====== Dataset excerpts ======
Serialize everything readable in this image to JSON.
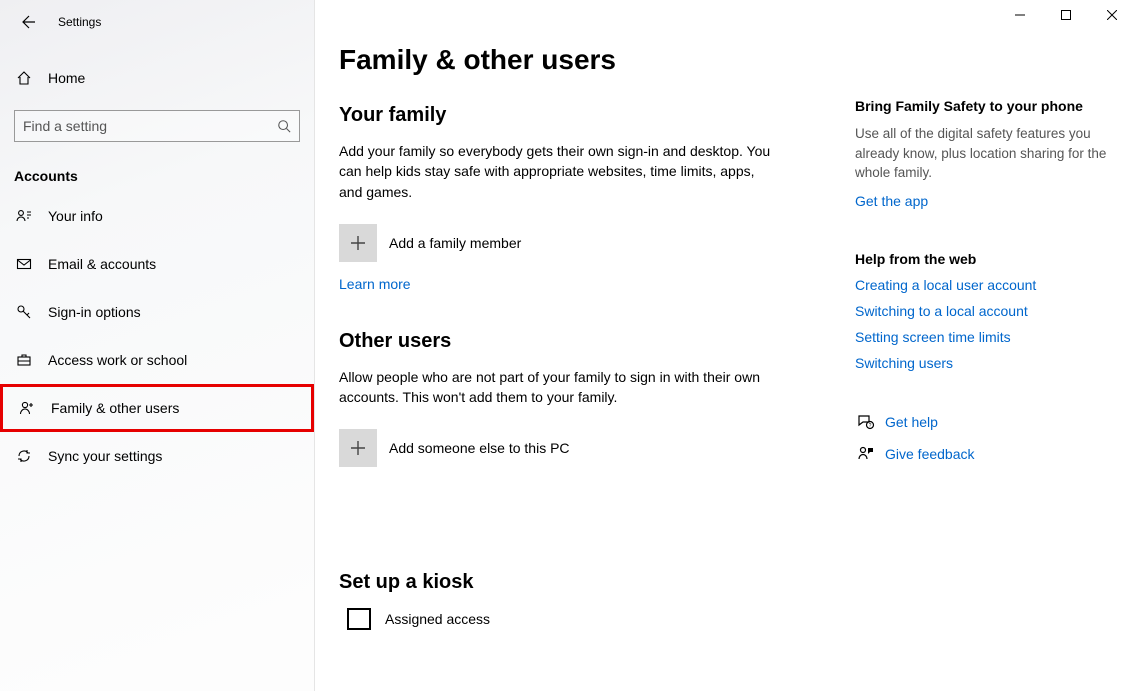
{
  "window": {
    "title": "Settings"
  },
  "sidebar": {
    "home": "Home",
    "search_placeholder": "Find a setting",
    "section": "Accounts",
    "items": [
      {
        "label": "Your info"
      },
      {
        "label": "Email & accounts"
      },
      {
        "label": "Sign-in options"
      },
      {
        "label": "Access work or school"
      },
      {
        "label": "Family & other users"
      },
      {
        "label": "Sync your settings"
      }
    ]
  },
  "page": {
    "title": "Family & other users",
    "family": {
      "heading": "Your family",
      "desc": "Add your family so everybody gets their own sign-in and desktop. You can help kids stay safe with appropriate websites, time limits, apps, and games.",
      "add_label": "Add a family member",
      "learn_more": "Learn more"
    },
    "other": {
      "heading": "Other users",
      "desc": "Allow people who are not part of your family to sign in with their own accounts. This won't add them to your family.",
      "add_label": "Add someone else to this PC"
    },
    "kiosk": {
      "heading": "Set up a kiosk",
      "item": "Assigned access"
    }
  },
  "rail": {
    "promo": {
      "heading": "Bring Family Safety to your phone",
      "desc": "Use all of the digital safety features you already know, plus location sharing for the whole family.",
      "link": "Get the app"
    },
    "help": {
      "heading": "Help from the web",
      "links": [
        "Creating a local user account",
        "Switching to a local account",
        "Setting screen time limits",
        "Switching users"
      ]
    },
    "footer": {
      "get_help": "Get help",
      "feedback": "Give feedback"
    }
  }
}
======
Copy all lines from the listing that contain "heading".

      "heading": "Your family",
      "heading": "Other users",
      "heading": "Set up a kiosk",
      "heading": "Bring Family Safety to your phone",
      "heading": "Help from the web",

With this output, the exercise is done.